[RECORDS PROVIDED]
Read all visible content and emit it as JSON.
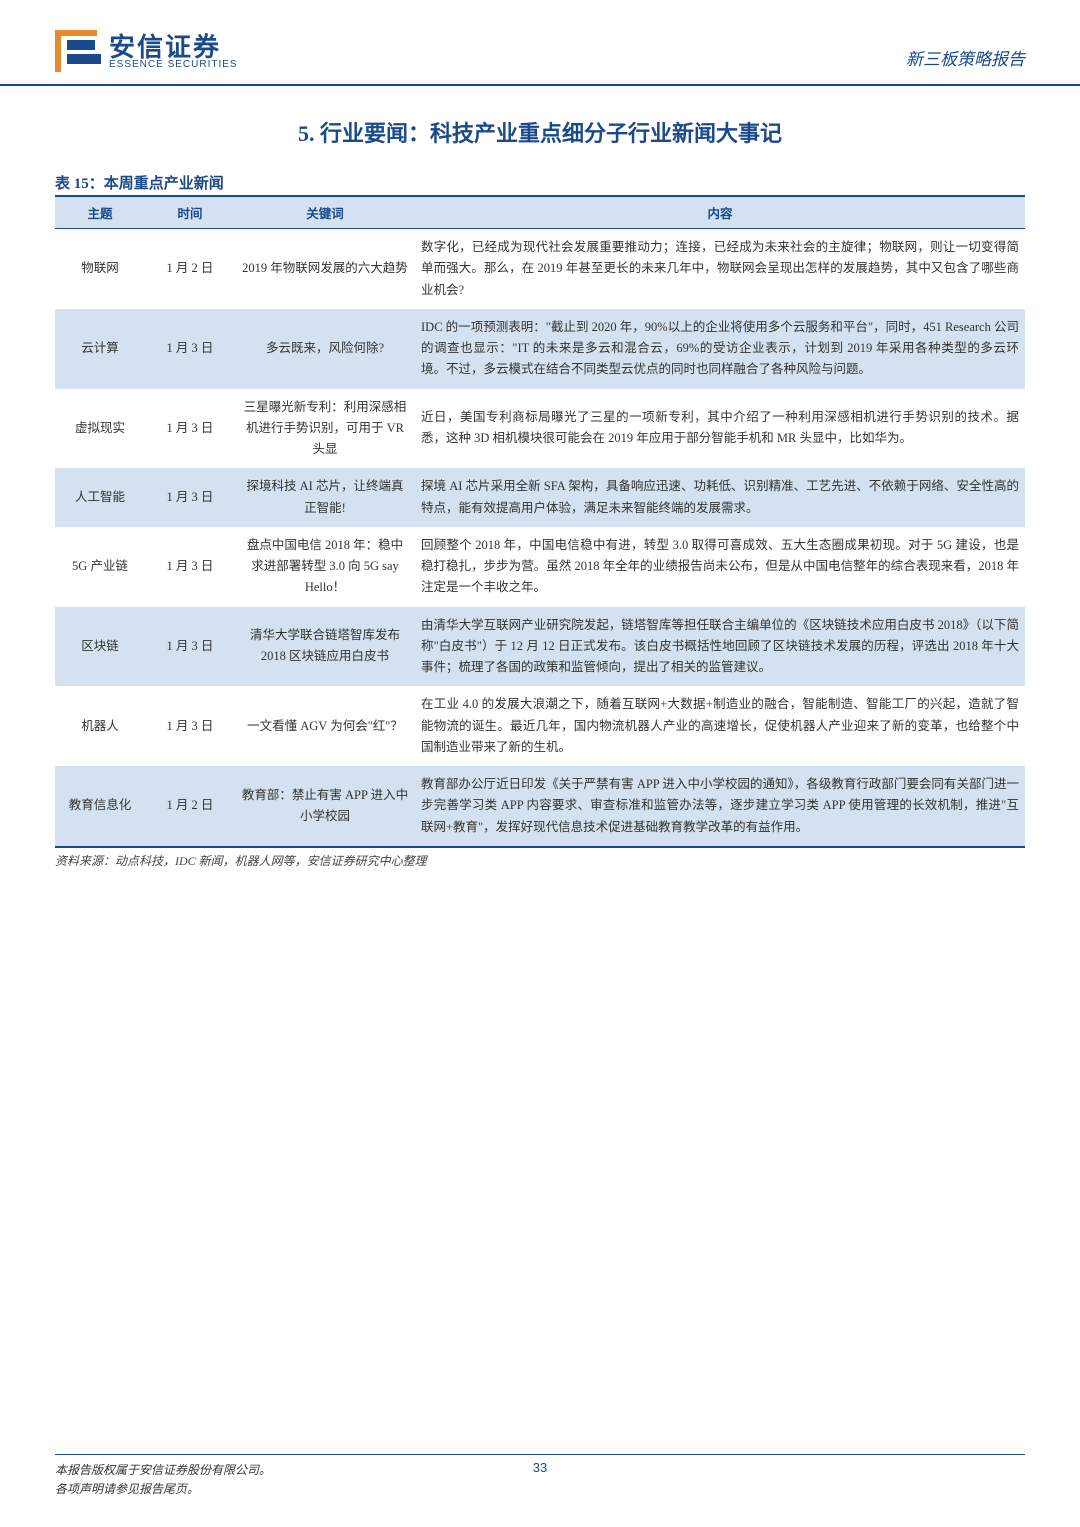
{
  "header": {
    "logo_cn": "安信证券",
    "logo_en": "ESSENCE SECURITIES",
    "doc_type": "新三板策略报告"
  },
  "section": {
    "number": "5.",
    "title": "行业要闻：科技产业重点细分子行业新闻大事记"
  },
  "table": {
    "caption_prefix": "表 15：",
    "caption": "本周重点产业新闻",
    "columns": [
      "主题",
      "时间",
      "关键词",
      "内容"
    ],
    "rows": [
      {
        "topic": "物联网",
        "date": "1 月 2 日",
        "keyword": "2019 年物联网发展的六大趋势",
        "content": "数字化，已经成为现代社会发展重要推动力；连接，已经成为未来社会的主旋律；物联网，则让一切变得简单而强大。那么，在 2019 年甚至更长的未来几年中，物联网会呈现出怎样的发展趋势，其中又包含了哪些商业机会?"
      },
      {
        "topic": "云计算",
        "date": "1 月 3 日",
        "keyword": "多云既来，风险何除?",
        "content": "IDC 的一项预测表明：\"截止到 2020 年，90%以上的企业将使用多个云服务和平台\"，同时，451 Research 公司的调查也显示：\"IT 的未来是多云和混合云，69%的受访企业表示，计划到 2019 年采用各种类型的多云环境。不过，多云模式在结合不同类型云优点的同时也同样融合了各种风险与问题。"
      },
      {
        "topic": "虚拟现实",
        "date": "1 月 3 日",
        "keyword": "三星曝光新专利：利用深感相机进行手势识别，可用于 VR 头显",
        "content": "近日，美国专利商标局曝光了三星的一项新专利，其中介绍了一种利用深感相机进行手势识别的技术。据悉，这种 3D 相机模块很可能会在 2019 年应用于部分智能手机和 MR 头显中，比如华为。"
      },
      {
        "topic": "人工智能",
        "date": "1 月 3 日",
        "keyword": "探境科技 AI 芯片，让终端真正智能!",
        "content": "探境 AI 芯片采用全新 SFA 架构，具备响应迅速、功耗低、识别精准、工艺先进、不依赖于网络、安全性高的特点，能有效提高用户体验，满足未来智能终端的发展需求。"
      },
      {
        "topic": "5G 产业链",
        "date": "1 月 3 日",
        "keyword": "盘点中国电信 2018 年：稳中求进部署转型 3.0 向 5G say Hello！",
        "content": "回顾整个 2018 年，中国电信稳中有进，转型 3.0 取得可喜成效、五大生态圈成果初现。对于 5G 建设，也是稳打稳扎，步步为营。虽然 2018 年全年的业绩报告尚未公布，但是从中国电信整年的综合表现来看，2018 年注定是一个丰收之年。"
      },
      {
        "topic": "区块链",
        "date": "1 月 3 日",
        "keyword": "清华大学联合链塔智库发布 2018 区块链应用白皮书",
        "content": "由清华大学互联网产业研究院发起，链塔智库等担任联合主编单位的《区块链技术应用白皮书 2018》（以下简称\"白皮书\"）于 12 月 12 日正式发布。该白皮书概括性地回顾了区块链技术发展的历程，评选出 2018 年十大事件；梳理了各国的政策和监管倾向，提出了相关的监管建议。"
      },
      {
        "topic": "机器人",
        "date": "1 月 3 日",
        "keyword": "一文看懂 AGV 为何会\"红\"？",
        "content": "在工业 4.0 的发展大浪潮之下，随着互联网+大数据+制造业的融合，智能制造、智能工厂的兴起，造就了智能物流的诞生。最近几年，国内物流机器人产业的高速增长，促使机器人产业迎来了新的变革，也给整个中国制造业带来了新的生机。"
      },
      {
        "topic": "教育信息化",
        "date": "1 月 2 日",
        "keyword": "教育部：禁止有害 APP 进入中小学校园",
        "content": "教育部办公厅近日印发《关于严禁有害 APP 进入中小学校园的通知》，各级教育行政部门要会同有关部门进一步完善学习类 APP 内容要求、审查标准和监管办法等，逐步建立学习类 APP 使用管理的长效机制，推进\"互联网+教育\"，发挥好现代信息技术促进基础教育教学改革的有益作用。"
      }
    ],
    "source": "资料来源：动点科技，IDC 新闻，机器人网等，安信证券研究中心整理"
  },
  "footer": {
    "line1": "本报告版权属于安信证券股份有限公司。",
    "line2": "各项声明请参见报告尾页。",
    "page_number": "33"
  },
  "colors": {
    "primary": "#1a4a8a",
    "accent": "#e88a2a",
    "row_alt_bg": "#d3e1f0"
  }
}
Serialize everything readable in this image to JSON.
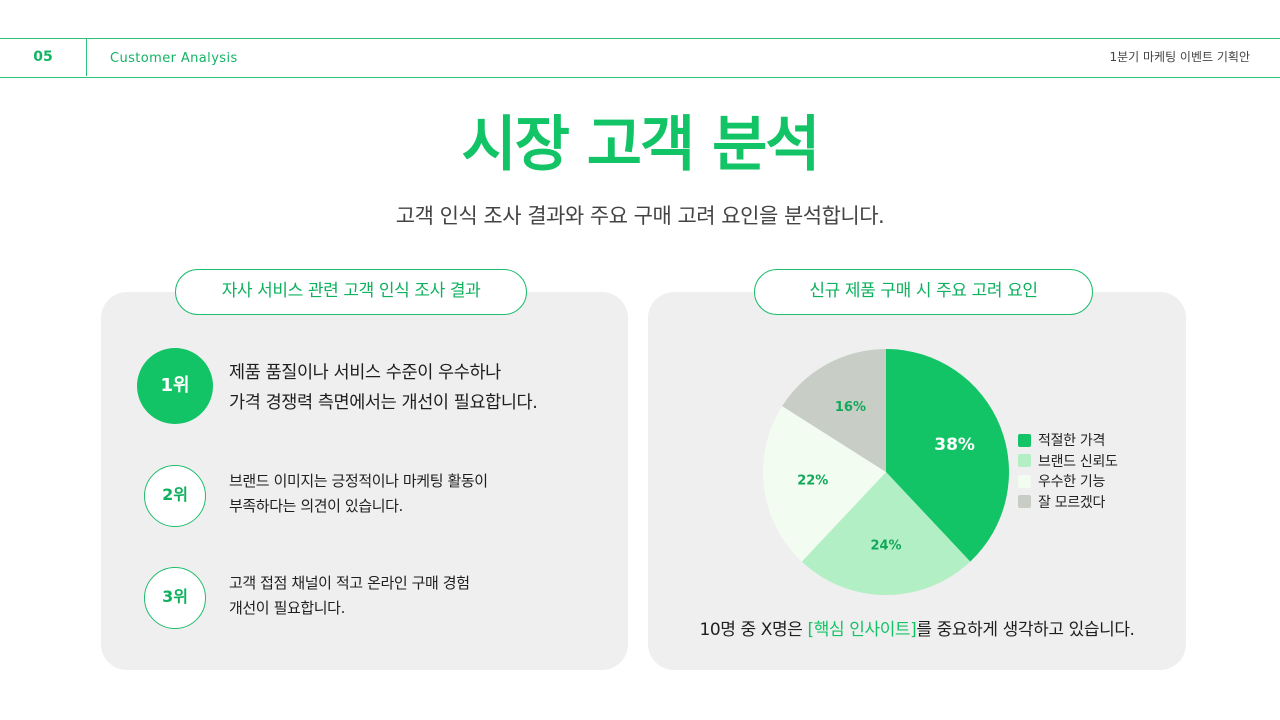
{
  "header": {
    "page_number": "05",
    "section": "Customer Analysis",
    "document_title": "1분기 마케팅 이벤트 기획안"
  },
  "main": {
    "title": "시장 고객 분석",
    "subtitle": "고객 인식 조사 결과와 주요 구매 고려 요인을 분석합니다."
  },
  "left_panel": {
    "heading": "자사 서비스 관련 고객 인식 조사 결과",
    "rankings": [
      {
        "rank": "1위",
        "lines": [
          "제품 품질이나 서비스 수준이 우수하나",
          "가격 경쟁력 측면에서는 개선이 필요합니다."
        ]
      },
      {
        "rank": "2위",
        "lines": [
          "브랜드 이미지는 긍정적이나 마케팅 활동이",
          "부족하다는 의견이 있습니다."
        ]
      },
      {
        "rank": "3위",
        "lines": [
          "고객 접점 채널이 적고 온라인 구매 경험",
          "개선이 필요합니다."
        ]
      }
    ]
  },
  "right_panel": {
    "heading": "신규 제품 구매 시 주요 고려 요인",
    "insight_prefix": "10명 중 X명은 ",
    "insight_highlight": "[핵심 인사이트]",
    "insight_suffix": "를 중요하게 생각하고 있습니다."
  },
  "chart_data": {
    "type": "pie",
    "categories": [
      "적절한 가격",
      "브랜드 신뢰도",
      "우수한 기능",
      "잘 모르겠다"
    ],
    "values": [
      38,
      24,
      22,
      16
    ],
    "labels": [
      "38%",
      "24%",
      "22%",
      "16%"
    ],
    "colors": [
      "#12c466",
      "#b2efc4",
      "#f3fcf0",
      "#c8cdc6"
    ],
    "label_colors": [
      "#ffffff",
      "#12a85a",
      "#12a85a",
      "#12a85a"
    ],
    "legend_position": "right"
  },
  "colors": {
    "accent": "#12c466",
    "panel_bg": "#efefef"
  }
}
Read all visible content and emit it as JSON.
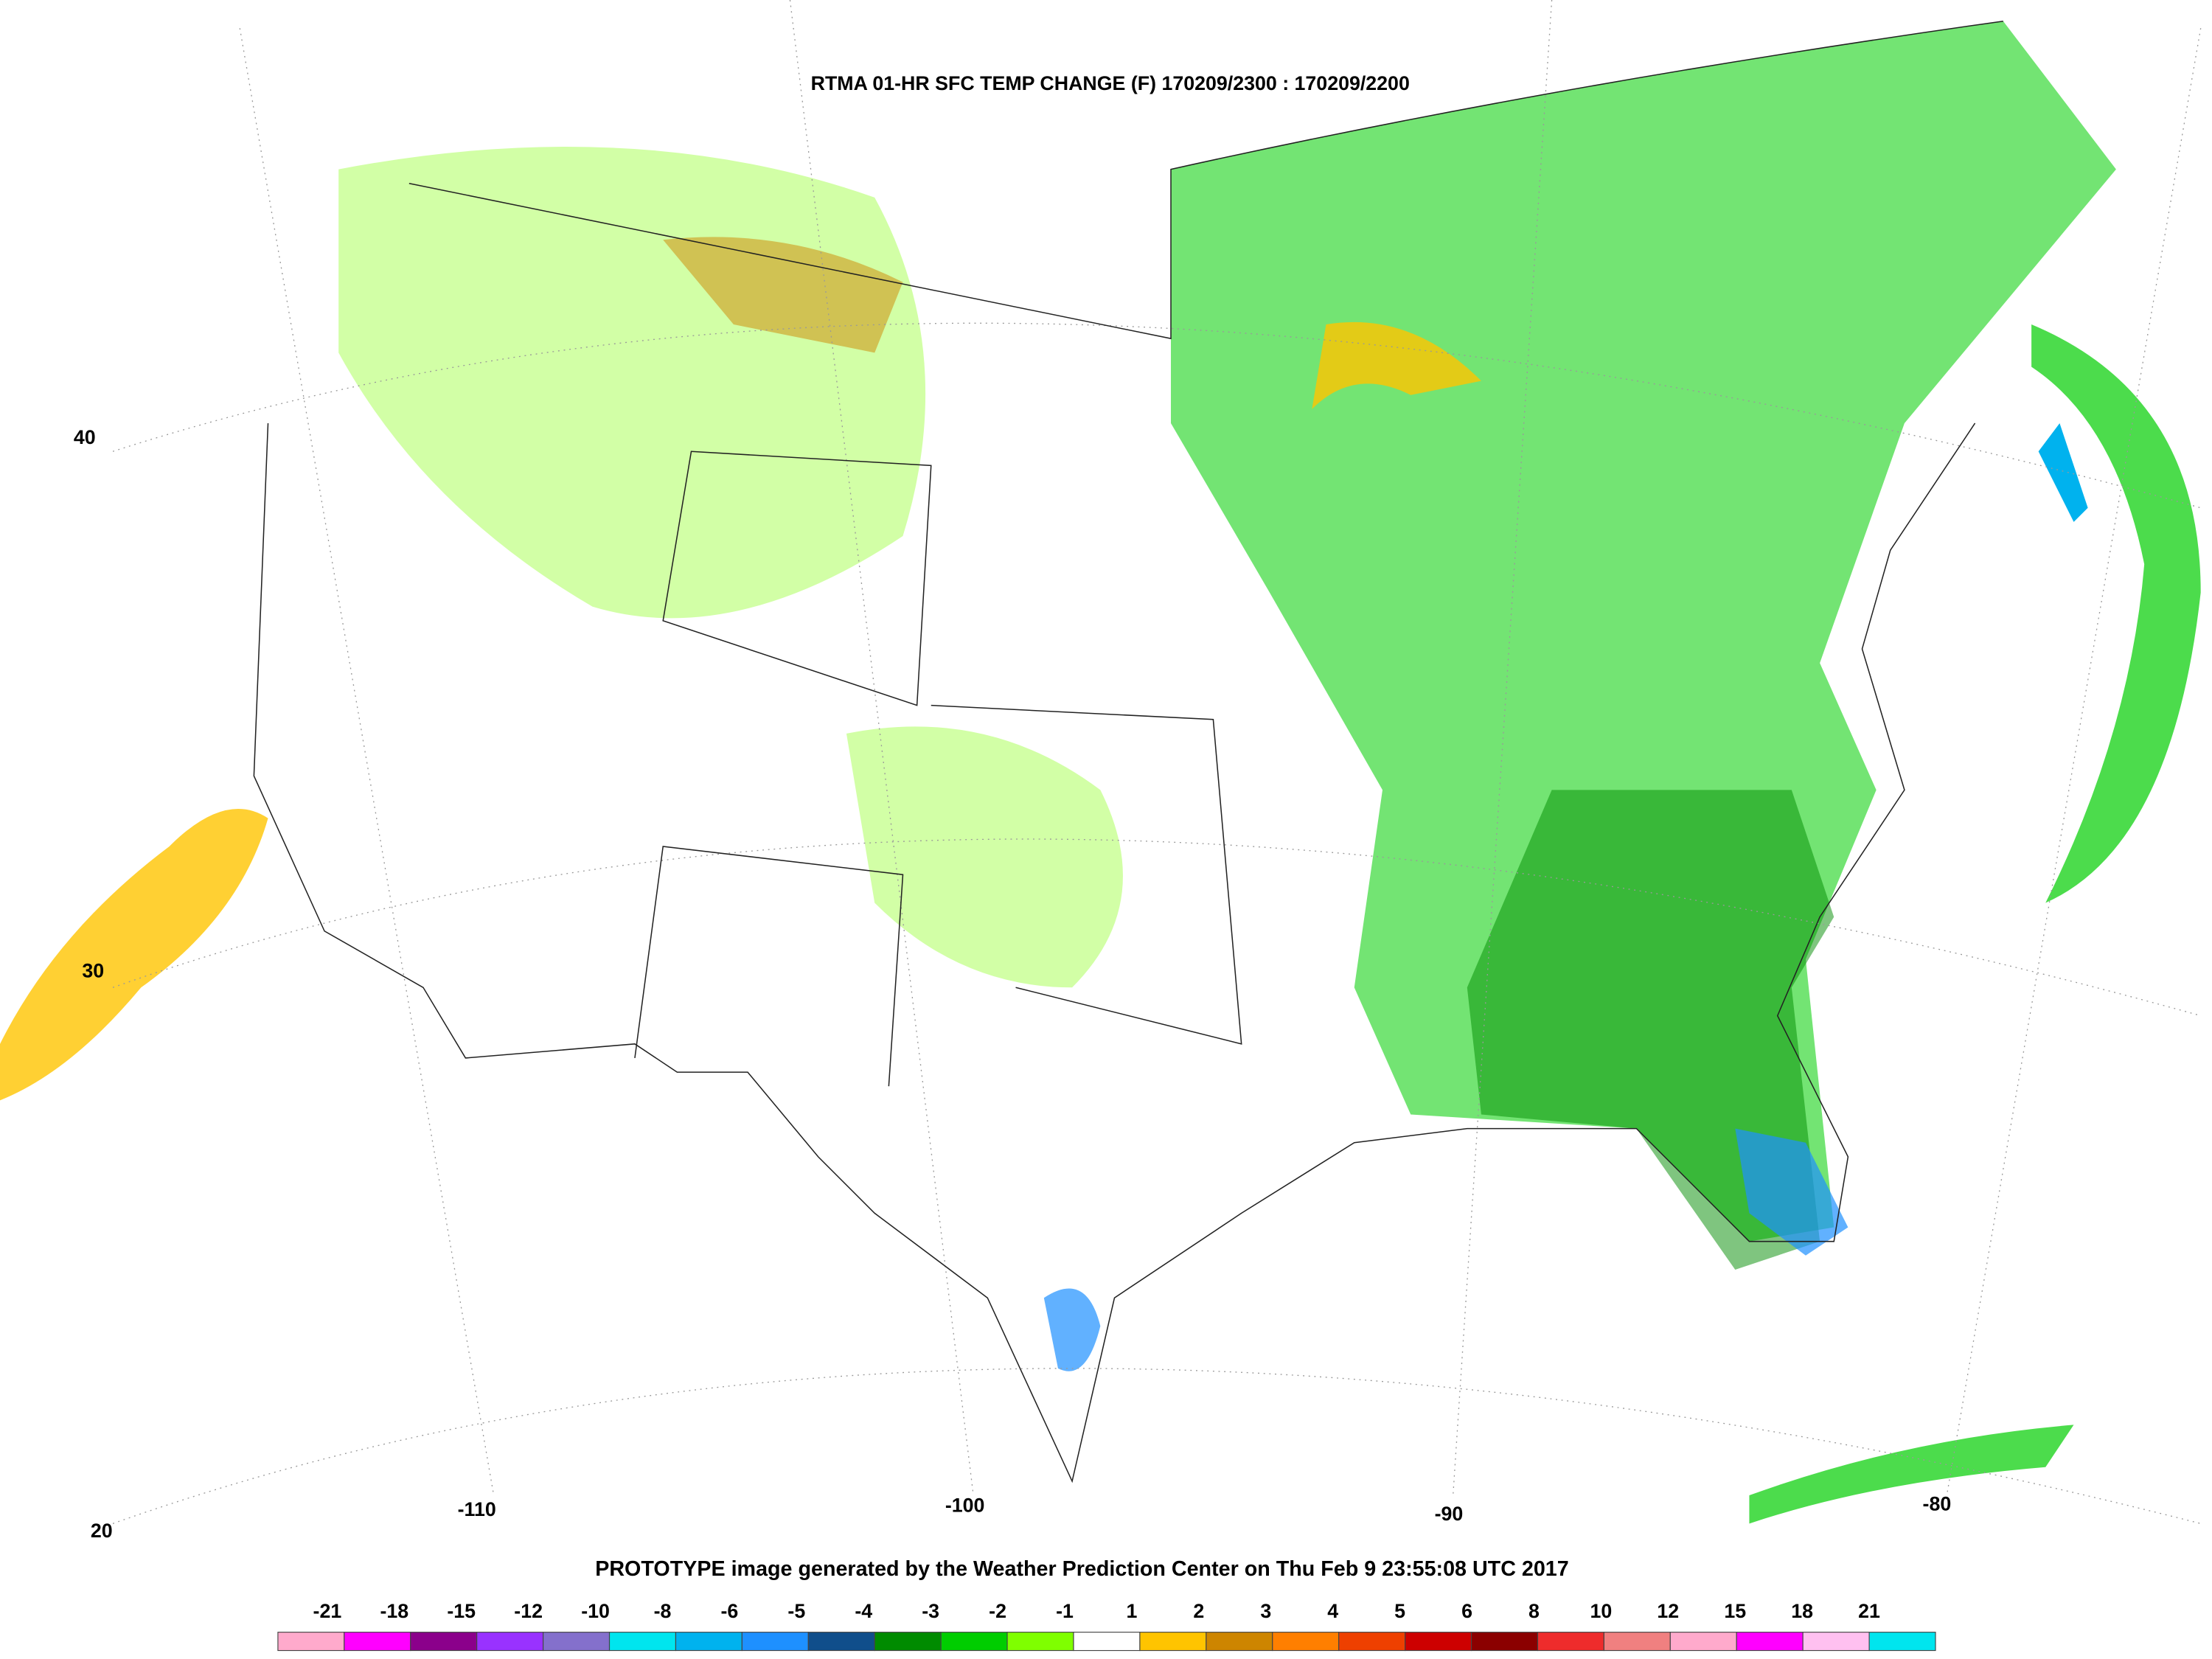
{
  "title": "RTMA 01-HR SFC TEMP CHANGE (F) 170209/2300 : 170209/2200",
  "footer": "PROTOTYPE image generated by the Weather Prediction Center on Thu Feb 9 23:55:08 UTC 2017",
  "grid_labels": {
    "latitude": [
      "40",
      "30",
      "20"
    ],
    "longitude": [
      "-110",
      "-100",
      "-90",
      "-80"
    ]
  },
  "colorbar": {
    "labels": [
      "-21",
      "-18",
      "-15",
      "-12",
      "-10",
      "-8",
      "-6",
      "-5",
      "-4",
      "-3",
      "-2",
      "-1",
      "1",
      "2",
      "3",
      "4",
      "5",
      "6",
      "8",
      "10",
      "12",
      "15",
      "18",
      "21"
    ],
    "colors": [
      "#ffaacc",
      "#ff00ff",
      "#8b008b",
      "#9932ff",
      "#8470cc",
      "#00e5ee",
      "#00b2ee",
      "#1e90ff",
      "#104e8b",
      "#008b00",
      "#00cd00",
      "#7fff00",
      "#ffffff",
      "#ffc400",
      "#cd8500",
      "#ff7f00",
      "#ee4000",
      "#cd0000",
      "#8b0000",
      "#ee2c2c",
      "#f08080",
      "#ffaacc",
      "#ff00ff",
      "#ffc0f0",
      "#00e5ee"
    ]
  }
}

[WHAT NEEDS TO BE DONE]
Find all the lines containing "image" in the material, then copy them.

[OUTPUT OF THE EXERCISE]
Serialize everything readable in this image to JSON.
  "footer": "PROTOTYPE image generated by the Weather Prediction Center on Thu Feb 9 23:55:08 UTC 2017",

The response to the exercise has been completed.